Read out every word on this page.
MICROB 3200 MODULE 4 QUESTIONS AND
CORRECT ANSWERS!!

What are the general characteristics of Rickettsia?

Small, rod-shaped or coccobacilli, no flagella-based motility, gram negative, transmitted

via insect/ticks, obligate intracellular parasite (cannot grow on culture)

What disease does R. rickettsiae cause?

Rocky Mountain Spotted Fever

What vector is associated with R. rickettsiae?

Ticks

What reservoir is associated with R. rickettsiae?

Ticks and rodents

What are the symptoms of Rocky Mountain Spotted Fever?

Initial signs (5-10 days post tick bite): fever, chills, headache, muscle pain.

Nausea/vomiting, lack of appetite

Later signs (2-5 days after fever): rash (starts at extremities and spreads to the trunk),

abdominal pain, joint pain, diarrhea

* AIM OF THE TASK *
Extract every line above containing the word "What".

* SOLUTION FOR THIS EXERCISE *
What are the general characteristics of Rickettsia?
What disease does R. rickettsiae cause?
What vector is associated with R. rickettsiae?
What reservoir is associated with R. rickettsiae?
What are the symptoms of Rocky Mountain Spotted Fever?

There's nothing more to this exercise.